=== DOCUMENTO FUENTE ===

La UPO fomenta el intercambio de idiomas

Alumnos españoles e internacionales de la Olavide se reúnen a la hora del almuerzo para participar en las 'Language tables'

El Centro Universitario Internacional organiza estos encuentros.
El Centro Universitario Internacional organiza estos encuentros.
S. V.

07 de diciembre 2015 - 01:00

Los estudiantes de la Universidad Pablo de Olavide y los estudiantes internacionales que visitan esta universidad tienen la oportunidad de mejorar su nivel de inglés o español no sólo en las aulas, sino en un ambiente más relajado y distendido como son las Language tables que organiza semanalmente el Centro Universitario Internacional.

Estos estudiantes se reúnen a la hora del almuerzo en una de las cafeterías de la UPO y entablan conversaciones en inglés o en español, dependiendo del día que toque (English table o Spanish table). De esta manera, se fomenta el aprendizaje del idioma de una manera alternativa a los sistemas tradicionales donde prima la teoría.

Entradas de datos almacenadas

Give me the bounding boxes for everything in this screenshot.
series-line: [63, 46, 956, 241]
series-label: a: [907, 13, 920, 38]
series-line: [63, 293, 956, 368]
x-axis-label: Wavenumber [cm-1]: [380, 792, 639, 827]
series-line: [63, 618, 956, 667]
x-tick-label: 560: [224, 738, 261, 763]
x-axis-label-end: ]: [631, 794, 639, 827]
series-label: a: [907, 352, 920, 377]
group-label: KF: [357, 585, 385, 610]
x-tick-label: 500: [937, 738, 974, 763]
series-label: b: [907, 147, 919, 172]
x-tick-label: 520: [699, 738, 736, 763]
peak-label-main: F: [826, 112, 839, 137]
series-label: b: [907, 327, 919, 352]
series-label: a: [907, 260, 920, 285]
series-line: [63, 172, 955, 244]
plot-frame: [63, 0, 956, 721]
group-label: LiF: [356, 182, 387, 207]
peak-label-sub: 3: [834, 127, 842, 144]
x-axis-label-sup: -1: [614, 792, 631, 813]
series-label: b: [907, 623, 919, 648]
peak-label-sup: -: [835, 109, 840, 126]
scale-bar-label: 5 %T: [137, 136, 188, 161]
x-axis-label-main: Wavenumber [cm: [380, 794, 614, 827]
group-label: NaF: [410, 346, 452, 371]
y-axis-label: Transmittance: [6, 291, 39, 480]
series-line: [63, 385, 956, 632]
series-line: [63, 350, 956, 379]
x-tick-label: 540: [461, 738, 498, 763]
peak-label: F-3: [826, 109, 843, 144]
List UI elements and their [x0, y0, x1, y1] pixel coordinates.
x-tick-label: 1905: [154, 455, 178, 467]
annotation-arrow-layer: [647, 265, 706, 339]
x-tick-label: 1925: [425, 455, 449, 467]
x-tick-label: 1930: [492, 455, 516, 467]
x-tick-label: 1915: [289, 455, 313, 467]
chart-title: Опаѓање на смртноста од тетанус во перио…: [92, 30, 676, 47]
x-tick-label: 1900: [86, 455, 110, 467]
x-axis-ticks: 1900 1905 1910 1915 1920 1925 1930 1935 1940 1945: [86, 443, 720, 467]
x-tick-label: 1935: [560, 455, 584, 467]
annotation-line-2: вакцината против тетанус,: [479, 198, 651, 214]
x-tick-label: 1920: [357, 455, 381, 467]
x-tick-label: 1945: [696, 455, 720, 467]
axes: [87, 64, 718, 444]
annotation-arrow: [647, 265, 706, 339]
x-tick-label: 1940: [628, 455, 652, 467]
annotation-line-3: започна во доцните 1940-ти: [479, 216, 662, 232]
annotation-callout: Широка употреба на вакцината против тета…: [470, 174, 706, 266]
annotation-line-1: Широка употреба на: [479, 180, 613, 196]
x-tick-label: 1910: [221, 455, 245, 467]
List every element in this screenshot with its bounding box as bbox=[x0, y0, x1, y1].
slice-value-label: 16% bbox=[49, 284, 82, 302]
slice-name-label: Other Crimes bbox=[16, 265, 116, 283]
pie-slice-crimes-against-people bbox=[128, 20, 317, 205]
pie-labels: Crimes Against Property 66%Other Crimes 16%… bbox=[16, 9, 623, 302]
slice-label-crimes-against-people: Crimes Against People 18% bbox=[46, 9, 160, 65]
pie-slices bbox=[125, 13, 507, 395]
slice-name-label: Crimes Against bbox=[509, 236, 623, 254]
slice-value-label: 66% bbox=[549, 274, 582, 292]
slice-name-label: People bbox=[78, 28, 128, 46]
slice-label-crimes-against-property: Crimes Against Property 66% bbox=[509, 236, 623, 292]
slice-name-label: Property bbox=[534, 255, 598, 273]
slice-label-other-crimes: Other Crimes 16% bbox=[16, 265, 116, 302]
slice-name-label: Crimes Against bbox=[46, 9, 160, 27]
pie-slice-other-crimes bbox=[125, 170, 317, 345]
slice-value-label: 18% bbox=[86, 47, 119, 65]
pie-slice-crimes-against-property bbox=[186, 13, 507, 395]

=== OBJETIVO ===
¿Puedes escribir cómo sigue la noticia sobre las Language tables de la UPO, a partir de su última frase? Los datos no tienen ningún papel en esto.

=== RESULTADO OBTENIDO ===
Pero el objetivo de esta actividad es mucho más que perfeccionar un idioma. Como explica Verónica Pacheco, directora general de Idiomas y Estudiantes Extranjeros, "a través de esta actividad se acercan las culturas, lo que sin duda genera actitudes tolerantes en los estudiantes sea cual sea su procedencia". Según Pacheco, "en estos encuentros se derriban barreras lingüísticas y culturales, y, sin duda, estas experiencias les ayudarán a vivir en un mundo cada vez más globalizado".

Las Language Tables, que se celebran en la UPO desde el año 2005, tienen muy buena acogida y son numerosos los estudiantes que acuden a cada sesión. Éste es el caso de Marie Manzo, estudiante procedente de Estados Unidos, que ha participado en esta iniciativa varias veces. "Me parece una actividad genial y muy entretenida", apunta la estudiante. "Es una oportunidad para conocer a estudiantes españoles", añade. De hecho, estos encuentros ayudan a los estudiantes extranjeros a integrarse y conocer la cultura y gastronomía españolas.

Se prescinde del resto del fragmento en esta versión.